ENTRIES SUPPLIED:

------------------------------------------------------------------------

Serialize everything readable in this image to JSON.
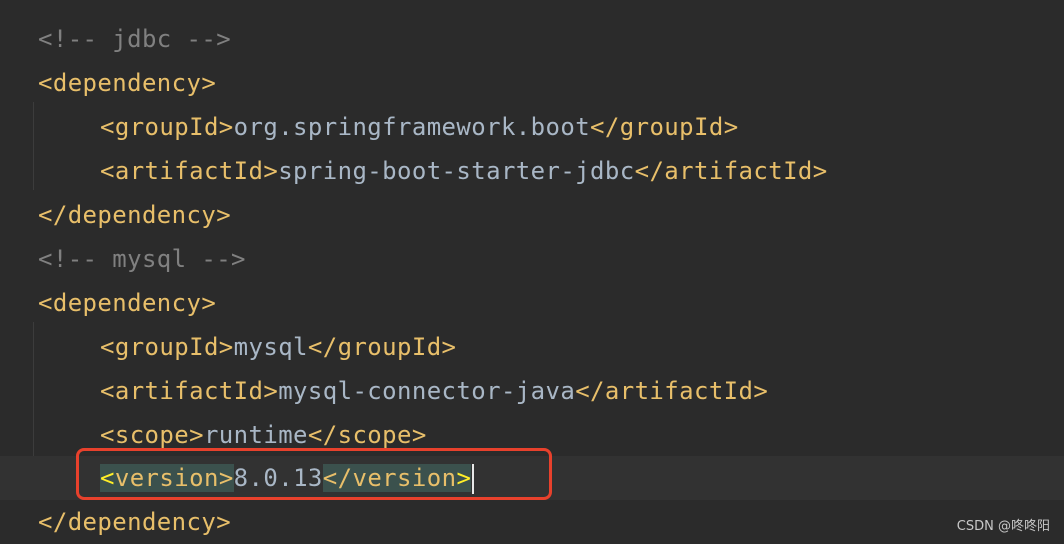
{
  "editor": {
    "lines": [
      {
        "comment": "<!-- jdbc -->"
      },
      {
        "open": "<dependency>"
      },
      {
        "tag_open": "<groupId>",
        "value": "org.springframework.boot",
        "tag_close": "</groupId>"
      },
      {
        "tag_open": "<artifactId>",
        "value": "spring-boot-starter-jdbc",
        "tag_close": "</artifactId>"
      },
      {
        "close": "</dependency>"
      },
      {
        "comment": "<!-- mysql -->"
      },
      {
        "open": "<dependency>"
      },
      {
        "tag_open": "<groupId>",
        "value": "mysql",
        "tag_close": "</groupId>"
      },
      {
        "tag_open": "<artifactId>",
        "value": "mysql-connector-java",
        "tag_close": "</artifactId>"
      },
      {
        "tag_open": "<scope>",
        "value": "runtime",
        "tag_close": "</scope>"
      },
      {
        "tag_open_lt": "<",
        "tag_open_name": "version",
        "tag_open_gt": ">",
        "value": "8.0.13",
        "tag_close_lt": "</",
        "tag_close_name": "version",
        "tag_close_gt": ">"
      },
      {
        "close": "</dependency>"
      }
    ]
  },
  "watermark": "CSDN @咚咚阳",
  "colors": {
    "background": "#2b2b2b",
    "tag": "#e8bf6a",
    "comment": "#808080",
    "text": "#a9b7c6",
    "highlight_box": "#e8412c",
    "current_line": "#323232"
  }
}
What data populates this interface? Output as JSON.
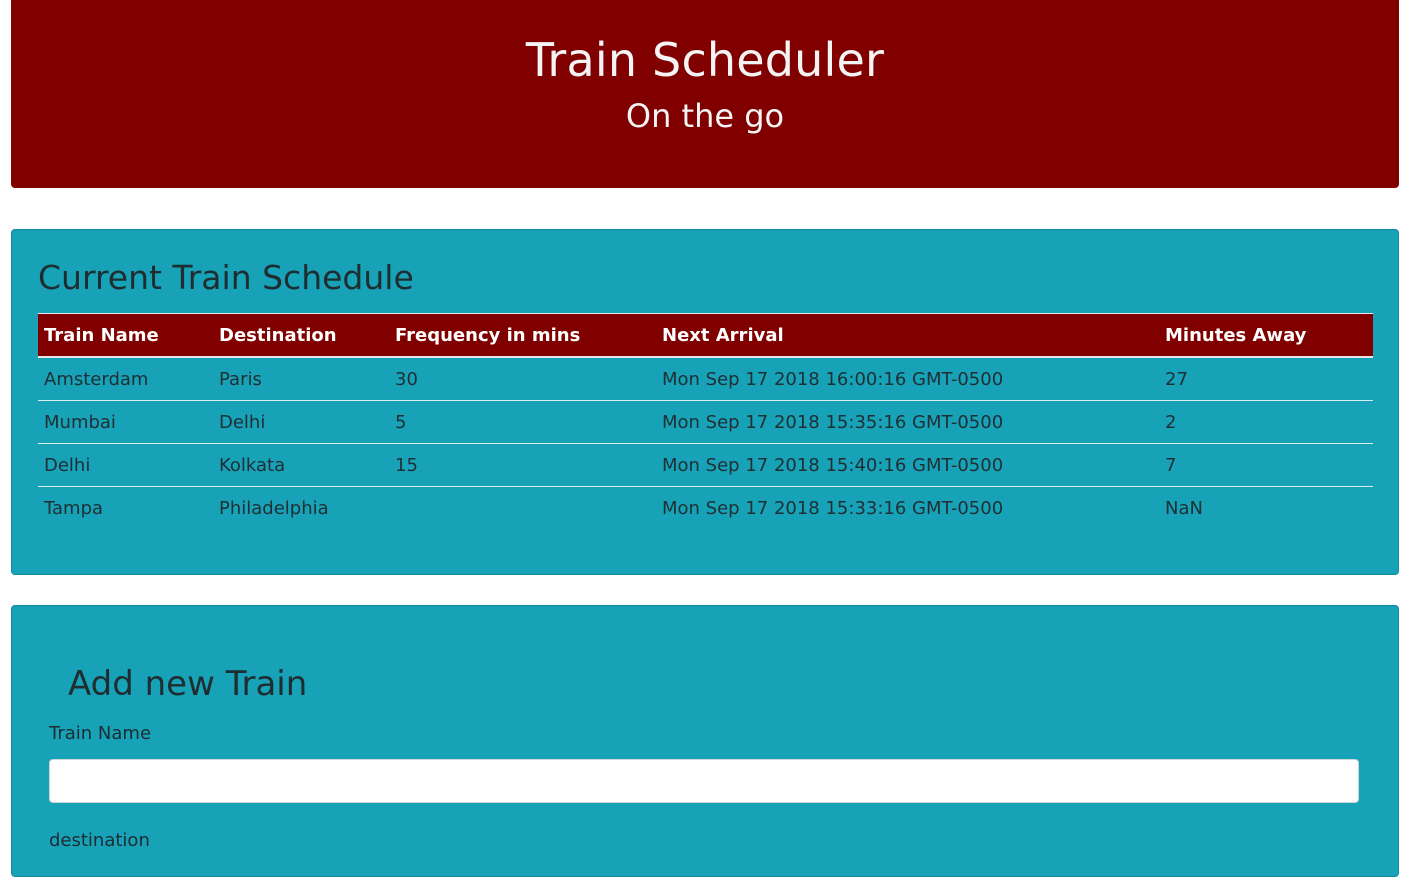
{
  "header": {
    "title": "Train Scheduler",
    "subtitle": "On the go"
  },
  "schedule": {
    "heading": "Current Train Schedule",
    "columns": [
      "Train Name",
      "Destination",
      "Frequency in mins",
      "Next Arrival",
      "Minutes Away"
    ],
    "rows": [
      [
        "Amsterdam",
        "Paris",
        "30",
        "Mon Sep 17 2018 16:00:16 GMT-0500",
        "27"
      ],
      [
        "Mumbai",
        "Delhi",
        "5",
        "Mon Sep 17 2018 15:35:16 GMT-0500",
        "2"
      ],
      [
        "Delhi",
        "Kolkata",
        "15",
        "Mon Sep 17 2018 15:40:16 GMT-0500",
        "7"
      ],
      [
        "Tampa",
        "Philadelphia",
        "",
        "Mon Sep 17 2018 15:33:16 GMT-0500",
        "NaN"
      ]
    ]
  },
  "form": {
    "heading": "Add new Train",
    "train_name_label": "Train Name",
    "train_name_value": "",
    "destination_label": "destination"
  },
  "colors": {
    "header_bg": "#800000",
    "card_bg": "#17a2b8",
    "table_header_bg": "#800000"
  }
}
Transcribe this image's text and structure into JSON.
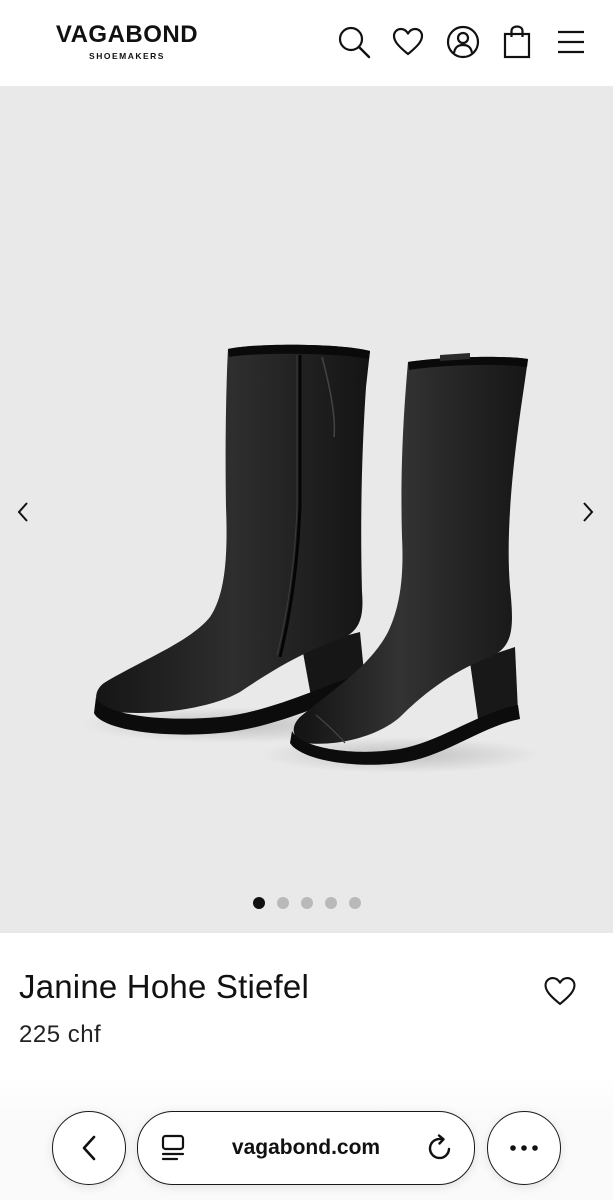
{
  "header": {
    "brand": "VAGABOND",
    "brand_sub": "SHOEMAKERS",
    "icons": [
      "search-icon",
      "heart-icon",
      "account-icon",
      "bag-icon",
      "menu-icon"
    ]
  },
  "gallery": {
    "image_subject": "pair-of-black-leather-mid-calf-boots",
    "prev_icon": "chevron-left-icon",
    "next_icon": "chevron-right-icon",
    "slides_count": 5,
    "active_slide": 1
  },
  "product": {
    "title": "Janine Hohe Stiefel",
    "price": "225 chf",
    "wishlist_icon": "heart-outline-icon"
  },
  "browser": {
    "url": "vagabond.com",
    "back_icon": "chevron-left-icon",
    "tabs_icon": "reader-icon",
    "reload_icon": "reload-icon",
    "more_icon": "ellipsis-icon"
  },
  "colors": {
    "background": "#ffffff",
    "gallery_bg": "#e9e9e9",
    "text": "#111111",
    "dot_active": "#111111",
    "dot_inactive": "#b9b9b9"
  }
}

------------------------------------------------------------------------

WHAT IS BEING ASKED: The records above are to be reproduced exactly; the pictures are to be left out.

ANSWER TO THIS EXERCISE:
Serialize everything readable in this image to JSON.
{
  "editor": {
    "lines": [
      {
        "comment": "<!-- jdbc -->"
      },
      {
        "open": "<dependency>"
      },
      {
        "tag_open": "<groupId>",
        "value": "org.springframework.boot",
        "tag_close": "</groupId>"
      },
      {
        "tag_open": "<artifactId>",
        "value": "spring-boot-starter-jdbc",
        "tag_close": "</artifactId>"
      },
      {
        "close": "</dependency>"
      },
      {
        "comment": "<!-- mysql -->"
      },
      {
        "open": "<dependency>"
      },
      {
        "tag_open": "<groupId>",
        "value": "mysql",
        "tag_close": "</groupId>"
      },
      {
        "tag_open": "<artifactId>",
        "value": "mysql-connector-java",
        "tag_close": "</artifactId>"
      },
      {
        "tag_open": "<scope>",
        "value": "runtime",
        "tag_close": "</scope>"
      },
      {
        "tag_open_lt": "<",
        "tag_open_name": "version",
        "tag_open_gt": ">",
        "value": "8.0.13",
        "tag_close_lt": "</",
        "tag_close_name": "version",
        "tag_close_gt": ">"
      },
      {
        "close": "</dependency>"
      }
    ]
  },
  "watermark": "CSDN @咚咚阳",
  "colors": {
    "background": "#2b2b2b",
    "tag": "#e8bf6a",
    "comment": "#808080",
    "text": "#a9b7c6",
    "highlight_box": "#e8412c",
    "current_line": "#323232"
  }
}
What data populates this interface? Output as JSON.
{
  "header": {
    "title": "Train Scheduler",
    "subtitle": "On the go"
  },
  "schedule": {
    "heading": "Current Train Schedule",
    "columns": [
      "Train Name",
      "Destination",
      "Frequency in mins",
      "Next Arrival",
      "Minutes Away"
    ],
    "rows": [
      [
        "Amsterdam",
        "Paris",
        "30",
        "Mon Sep 17 2018 16:00:16 GMT-0500",
        "27"
      ],
      [
        "Mumbai",
        "Delhi",
        "5",
        "Mon Sep 17 2018 15:35:16 GMT-0500",
        "2"
      ],
      [
        "Delhi",
        "Kolkata",
        "15",
        "Mon Sep 17 2018 15:40:16 GMT-0500",
        "7"
      ],
      [
        "Tampa",
        "Philadelphia",
        "",
        "Mon Sep 17 2018 15:33:16 GMT-0500",
        "NaN"
      ]
    ]
  },
  "form": {
    "heading": "Add new Train",
    "train_name_label": "Train Name",
    "train_name_value": "",
    "destination_label": "destination"
  },
  "colors": {
    "header_bg": "#800000",
    "card_bg": "#17a2b8",
    "table_header_bg": "#800000"
  }
}
Transcribe this image's text and structure into JSON.
{
  "header": {
    "brand": "VAGABOND",
    "brand_sub": "SHOEMAKERS",
    "icons": [
      "search-icon",
      "heart-icon",
      "account-icon",
      "bag-icon",
      "menu-icon"
    ]
  },
  "gallery": {
    "image_subject": "pair-of-black-leather-mid-calf-boots",
    "prev_icon": "chevron-left-icon",
    "next_icon": "chevron-right-icon",
    "slides_count": 5,
    "active_slide": 1
  },
  "product": {
    "title": "Janine Hohe Stiefel",
    "price": "225 chf",
    "wishlist_icon": "heart-outline-icon"
  },
  "browser": {
    "url": "vagabond.com",
    "back_icon": "chevron-left-icon",
    "tabs_icon": "reader-icon",
    "reload_icon": "reload-icon",
    "more_icon": "ellipsis-icon"
  },
  "colors": {
    "background": "#ffffff",
    "gallery_bg": "#e9e9e9",
    "text": "#111111",
    "dot_active": "#111111",
    "dot_inactive": "#b9b9b9"
  }
}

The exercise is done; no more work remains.